## REQUEST
Using the data beneath, show every line that includes the word "ffffff".

## INPUT FOR THIS TASK
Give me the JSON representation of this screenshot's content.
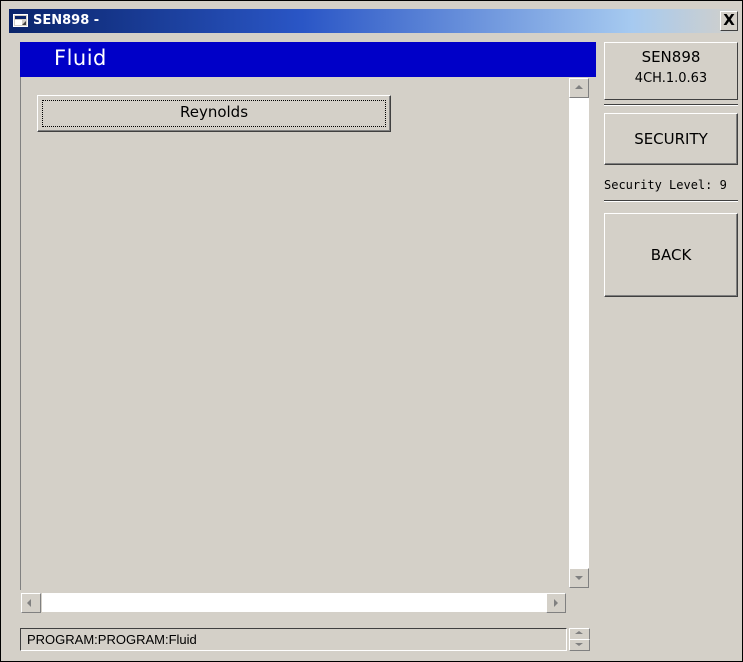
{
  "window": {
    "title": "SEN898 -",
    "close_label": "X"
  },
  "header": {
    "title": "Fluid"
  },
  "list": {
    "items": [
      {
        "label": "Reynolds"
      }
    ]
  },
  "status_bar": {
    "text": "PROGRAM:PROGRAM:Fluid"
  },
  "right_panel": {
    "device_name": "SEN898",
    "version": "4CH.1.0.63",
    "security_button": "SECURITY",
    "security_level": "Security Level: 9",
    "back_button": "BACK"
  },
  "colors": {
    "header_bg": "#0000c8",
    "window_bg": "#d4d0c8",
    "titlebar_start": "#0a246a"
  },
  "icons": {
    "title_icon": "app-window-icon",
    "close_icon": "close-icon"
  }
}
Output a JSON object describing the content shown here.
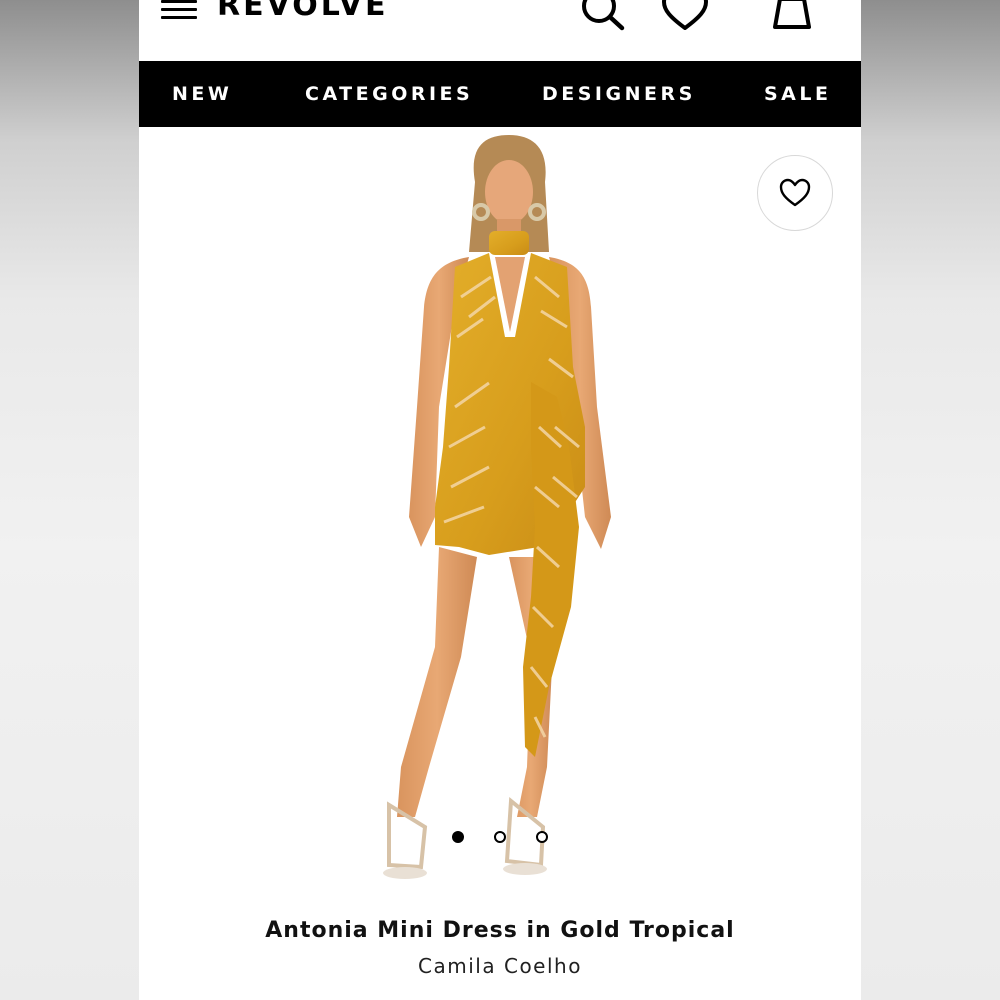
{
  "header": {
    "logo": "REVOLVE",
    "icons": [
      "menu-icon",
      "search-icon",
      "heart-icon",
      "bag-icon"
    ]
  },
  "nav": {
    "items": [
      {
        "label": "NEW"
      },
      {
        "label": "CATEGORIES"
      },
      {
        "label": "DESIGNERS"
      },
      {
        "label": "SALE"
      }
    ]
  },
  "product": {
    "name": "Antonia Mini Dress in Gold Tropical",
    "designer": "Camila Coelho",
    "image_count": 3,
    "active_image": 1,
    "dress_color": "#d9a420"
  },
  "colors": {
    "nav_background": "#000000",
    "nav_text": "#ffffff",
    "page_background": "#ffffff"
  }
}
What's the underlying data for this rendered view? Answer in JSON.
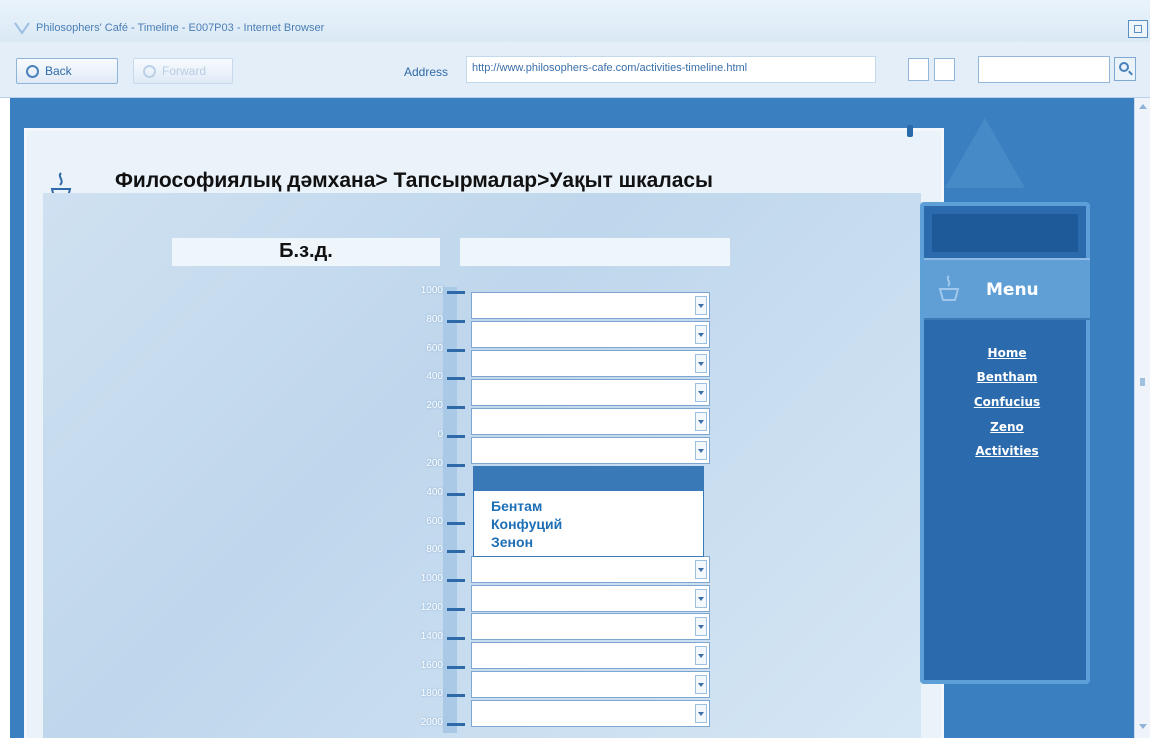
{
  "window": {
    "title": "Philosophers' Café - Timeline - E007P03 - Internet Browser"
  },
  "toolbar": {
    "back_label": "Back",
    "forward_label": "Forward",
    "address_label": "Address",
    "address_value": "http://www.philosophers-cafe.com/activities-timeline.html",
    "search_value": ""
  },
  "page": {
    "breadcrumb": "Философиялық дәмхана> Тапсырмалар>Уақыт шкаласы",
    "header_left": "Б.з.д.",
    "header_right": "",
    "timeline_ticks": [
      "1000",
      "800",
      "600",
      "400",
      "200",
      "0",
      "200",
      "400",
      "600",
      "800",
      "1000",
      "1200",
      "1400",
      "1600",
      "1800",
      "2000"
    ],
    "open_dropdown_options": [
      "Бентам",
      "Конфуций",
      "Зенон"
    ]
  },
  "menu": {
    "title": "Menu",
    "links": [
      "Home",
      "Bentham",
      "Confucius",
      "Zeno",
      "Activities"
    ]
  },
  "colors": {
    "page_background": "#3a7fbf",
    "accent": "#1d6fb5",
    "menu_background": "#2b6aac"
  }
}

## SOLUTION FOR THIS TASK
    "nav_text": "#ffffff",
    "page_background": "#ffffff"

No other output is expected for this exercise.